───── SUPPLIED DATA

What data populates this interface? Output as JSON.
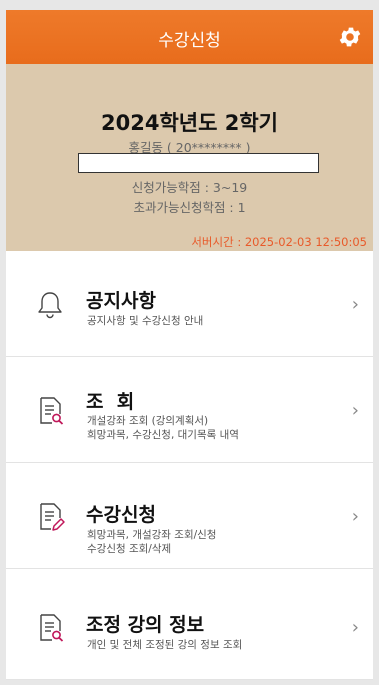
{
  "header": {
    "title": "수강신청",
    "settings_icon": "gear-icon"
  },
  "info": {
    "term": "2024학년도 2학기",
    "student": "홍길동 ( 20******** )",
    "credits_available": "신청가능학점  : 3~19",
    "credits_over": "초과가능신청학점 : 1",
    "server_time": "서버시간 : 2025-02-03 12:50:05"
  },
  "menu": [
    {
      "title": "공지사항",
      "subtitle": "공지사항 및 수강신청 안내",
      "subtitle2": "",
      "icon": "bell-icon"
    },
    {
      "title": "조  회",
      "subtitle": "개설강좌 조회 (강의계획서)",
      "subtitle2": "희망과목, 수강신청, 대기목록 내역",
      "icon": "document-search-icon"
    },
    {
      "title": "수강신청",
      "subtitle": "희망과목, 개설강좌 조회/신청",
      "subtitle2": "수강신청 조회/삭제",
      "icon": "document-edit-icon"
    },
    {
      "title": "조정 강의 정보",
      "subtitle": "개인 및 전체 조정된 강의 정보 조회",
      "subtitle2": "",
      "icon": "document-search-icon"
    }
  ],
  "chevron": "›",
  "colors": {
    "header": "#e8701f",
    "info_bg": "#dcc9ad",
    "server_time": "#e85a2a"
  }
}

──────────

From the listing, extract all text exactly as given and drop any picture.

What data populates this interface? Output as JSON.
{
  "header": {
    "title": "수강신청",
    "settings_icon": "gear-icon"
  },
  "info": {
    "term": "2024학년도 2학기",
    "student": "홍길동 ( 20******** )",
    "credits_available": "신청가능학점  : 3~19",
    "credits_over": "초과가능신청학점 : 1",
    "server_time": "서버시간 : 2025-02-03 12:50:05"
  },
  "menu": [
    {
      "title": "공지사항",
      "subtitle": "공지사항 및 수강신청 안내",
      "subtitle2": "",
      "icon": "bell-icon"
    },
    {
      "title": "조  회",
      "subtitle": "개설강좌 조회 (강의계획서)",
      "subtitle2": "희망과목, 수강신청, 대기목록 내역",
      "icon": "document-search-icon"
    },
    {
      "title": "수강신청",
      "subtitle": "희망과목, 개설강좌 조회/신청",
      "subtitle2": "수강신청 조회/삭제",
      "icon": "document-edit-icon"
    },
    {
      "title": "조정 강의 정보",
      "subtitle": "개인 및 전체 조정된 강의 정보 조회",
      "subtitle2": "",
      "icon": "document-search-icon"
    }
  ],
  "chevron": "›",
  "colors": {
    "header": "#e8701f",
    "info_bg": "#dcc9ad",
    "server_time": "#e85a2a"
  }
}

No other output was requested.